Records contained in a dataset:
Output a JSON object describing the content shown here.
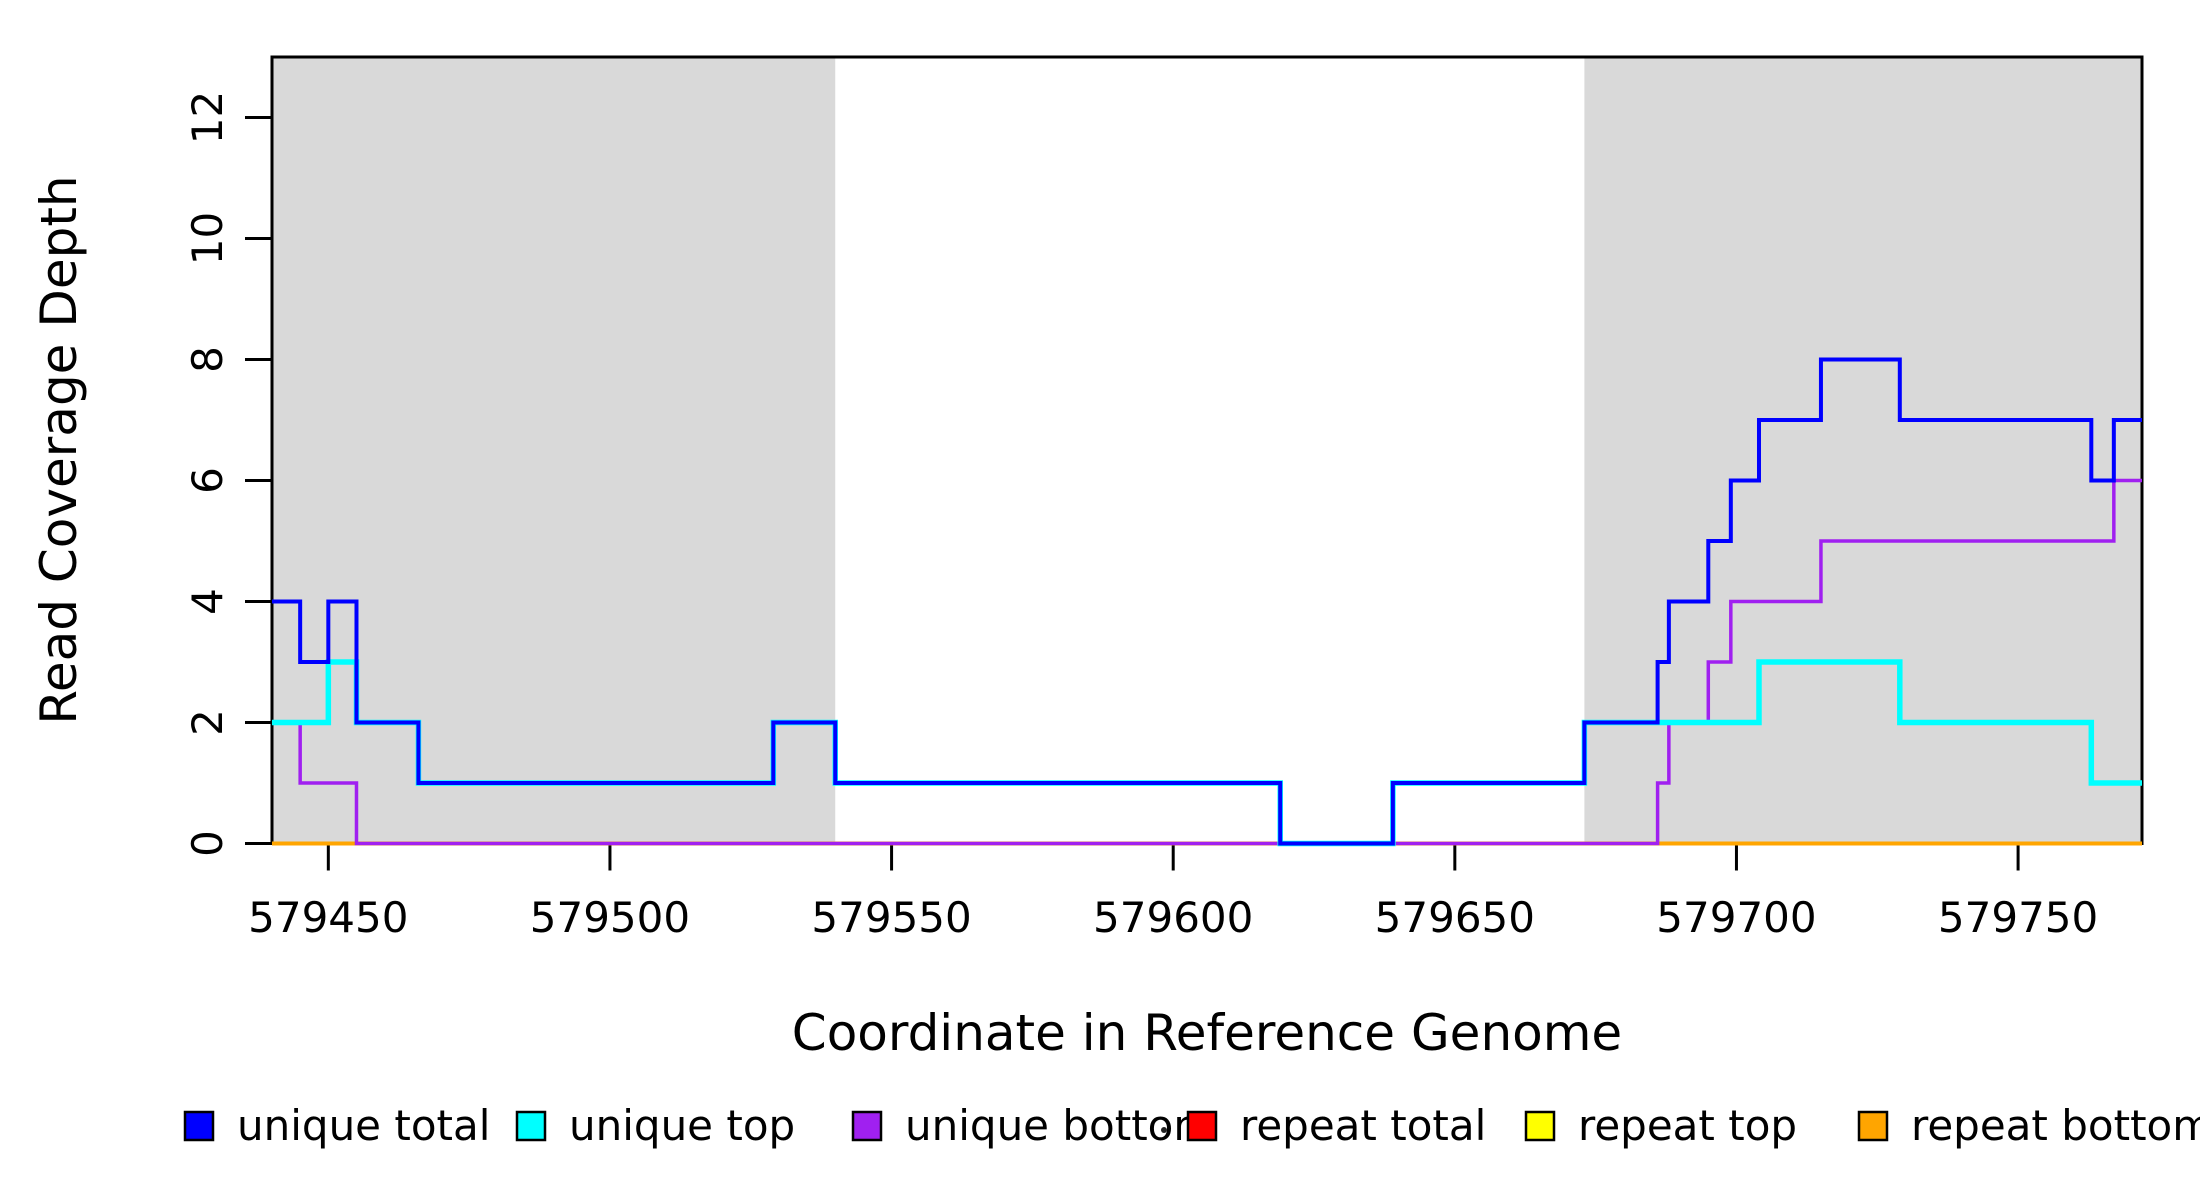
{
  "chart_data": {
    "type": "line",
    "step_mode": "after",
    "title": "",
    "xlabel": "Coordinate in Reference Genome",
    "ylabel": "Read Coverage Depth",
    "xlim": [
      579440,
      579772
    ],
    "ylim": [
      0,
      13
    ],
    "x_ticks": [
      579450,
      579500,
      579550,
      579600,
      579650,
      579700,
      579750
    ],
    "y_ticks": [
      0,
      2,
      4,
      6,
      8,
      10,
      12
    ],
    "grid": false,
    "background_shading": {
      "color": "#d9d9d9",
      "regions": [
        {
          "x_start": 579440,
          "x_end": 579540
        },
        {
          "x_start": 579673,
          "x_end": 579772
        }
      ]
    },
    "series": [
      {
        "name": "repeat total",
        "color": "#ff0000",
        "line_width": 3.5,
        "steps": [
          [
            579440,
            0
          ],
          [
            579772,
            0
          ]
        ]
      },
      {
        "name": "repeat top",
        "color": "#ffff00",
        "line_width": 3.5,
        "steps": [
          [
            579440,
            0
          ],
          [
            579772,
            0
          ]
        ]
      },
      {
        "name": "repeat bottom",
        "color": "#ffa500",
        "line_width": 4,
        "steps": [
          [
            579440,
            0
          ],
          [
            579772,
            0
          ]
        ]
      },
      {
        "name": "unique bottom",
        "color": "#a020f0",
        "line_width": 3.5,
        "steps": [
          [
            579440,
            2
          ],
          [
            579445,
            1
          ],
          [
            579455,
            0
          ],
          [
            579686,
            1
          ],
          [
            579688,
            2
          ],
          [
            579695,
            3
          ],
          [
            579699,
            4
          ],
          [
            579715,
            5
          ],
          [
            579767,
            6
          ],
          [
            579772,
            6
          ]
        ]
      },
      {
        "name": "unique top",
        "color": "#00ffff",
        "line_width": 5.5,
        "steps": [
          [
            579440,
            2
          ],
          [
            579450,
            3
          ],
          [
            579455,
            2
          ],
          [
            579466,
            1
          ],
          [
            579529,
            2
          ],
          [
            579540,
            1
          ],
          [
            579619,
            0
          ],
          [
            579639,
            1
          ],
          [
            579673,
            2
          ],
          [
            579704,
            3
          ],
          [
            579729,
            2
          ],
          [
            579763,
            1
          ],
          [
            579772,
            1
          ]
        ]
      },
      {
        "name": "unique total",
        "color": "#0000ff",
        "line_width": 4,
        "steps": [
          [
            579440,
            4
          ],
          [
            579445,
            3
          ],
          [
            579450,
            4
          ],
          [
            579455,
            2
          ],
          [
            579466,
            1
          ],
          [
            579529,
            2
          ],
          [
            579540,
            1
          ],
          [
            579619,
            0
          ],
          [
            579639,
            1
          ],
          [
            579673,
            2
          ],
          [
            579686,
            3
          ],
          [
            579688,
            4
          ],
          [
            579695,
            5
          ],
          [
            579699,
            6
          ],
          [
            579704,
            7
          ],
          [
            579715,
            8
          ],
          [
            579729,
            7
          ],
          [
            579763,
            6
          ],
          [
            579767,
            7
          ],
          [
            579772,
            7
          ]
        ]
      }
    ],
    "legend": {
      "position": "bottom",
      "items": [
        {
          "label": "unique total",
          "color": "#0000ff"
        },
        {
          "label": "unique top",
          "color": "#00ffff"
        },
        {
          "label": "unique bottom",
          "color": "#a020f0"
        },
        {
          "label": "repeat total",
          "color": "#ff0000"
        },
        {
          "label": "repeat top",
          "color": "#ffff00"
        },
        {
          "label": "repeat bottom",
          "color": "#ffa500"
        }
      ],
      "stray_dot_after_item_index": 2
    }
  }
}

**What you need to do**
Every entry above needs to be duplicated exactly, without its images.

**Exercise solution**
Output a JSON object describing the content shown here.
{
  "chart_data": {
    "type": "line",
    "step_mode": "after",
    "title": "",
    "xlabel": "Coordinate in Reference Genome",
    "ylabel": "Read Coverage Depth",
    "xlim": [
      579440,
      579772
    ],
    "ylim": [
      0,
      13
    ],
    "x_ticks": [
      579450,
      579500,
      579550,
      579600,
      579650,
      579700,
      579750
    ],
    "y_ticks": [
      0,
      2,
      4,
      6,
      8,
      10,
      12
    ],
    "grid": false,
    "background_shading": {
      "color": "#d9d9d9",
      "regions": [
        {
          "x_start": 579440,
          "x_end": 579540
        },
        {
          "x_start": 579673,
          "x_end": 579772
        }
      ]
    },
    "series": [
      {
        "name": "repeat total",
        "color": "#ff0000",
        "line_width": 3.5,
        "steps": [
          [
            579440,
            0
          ],
          [
            579772,
            0
          ]
        ]
      },
      {
        "name": "repeat top",
        "color": "#ffff00",
        "line_width": 3.5,
        "steps": [
          [
            579440,
            0
          ],
          [
            579772,
            0
          ]
        ]
      },
      {
        "name": "repeat bottom",
        "color": "#ffa500",
        "line_width": 4,
        "steps": [
          [
            579440,
            0
          ],
          [
            579772,
            0
          ]
        ]
      },
      {
        "name": "unique bottom",
        "color": "#a020f0",
        "line_width": 3.5,
        "steps": [
          [
            579440,
            2
          ],
          [
            579445,
            1
          ],
          [
            579455,
            0
          ],
          [
            579686,
            1
          ],
          [
            579688,
            2
          ],
          [
            579695,
            3
          ],
          [
            579699,
            4
          ],
          [
            579715,
            5
          ],
          [
            579767,
            6
          ],
          [
            579772,
            6
          ]
        ]
      },
      {
        "name": "unique top",
        "color": "#00ffff",
        "line_width": 5.5,
        "steps": [
          [
            579440,
            2
          ],
          [
            579450,
            3
          ],
          [
            579455,
            2
          ],
          [
            579466,
            1
          ],
          [
            579529,
            2
          ],
          [
            579540,
            1
          ],
          [
            579619,
            0
          ],
          [
            579639,
            1
          ],
          [
            579673,
            2
          ],
          [
            579704,
            3
          ],
          [
            579729,
            2
          ],
          [
            579763,
            1
          ],
          [
            579772,
            1
          ]
        ]
      },
      {
        "name": "unique total",
        "color": "#0000ff",
        "line_width": 4,
        "steps": [
          [
            579440,
            4
          ],
          [
            579445,
            3
          ],
          [
            579450,
            4
          ],
          [
            579455,
            2
          ],
          [
            579466,
            1
          ],
          [
            579529,
            2
          ],
          [
            579540,
            1
          ],
          [
            579619,
            0
          ],
          [
            579639,
            1
          ],
          [
            579673,
            2
          ],
          [
            579686,
            3
          ],
          [
            579688,
            4
          ],
          [
            579695,
            5
          ],
          [
            579699,
            6
          ],
          [
            579704,
            7
          ],
          [
            579715,
            8
          ],
          [
            579729,
            7
          ],
          [
            579763,
            6
          ],
          [
            579767,
            7
          ],
          [
            579772,
            7
          ]
        ]
      }
    ],
    "legend": {
      "position": "bottom",
      "items": [
        {
          "label": "unique total",
          "color": "#0000ff"
        },
        {
          "label": "unique top",
          "color": "#00ffff"
        },
        {
          "label": "unique bottom",
          "color": "#a020f0"
        },
        {
          "label": "repeat total",
          "color": "#ff0000"
        },
        {
          "label": "repeat top",
          "color": "#ffff00"
        },
        {
          "label": "repeat bottom",
          "color": "#ffa500"
        }
      ],
      "stray_dot_after_item_index": 2
    }
  }
}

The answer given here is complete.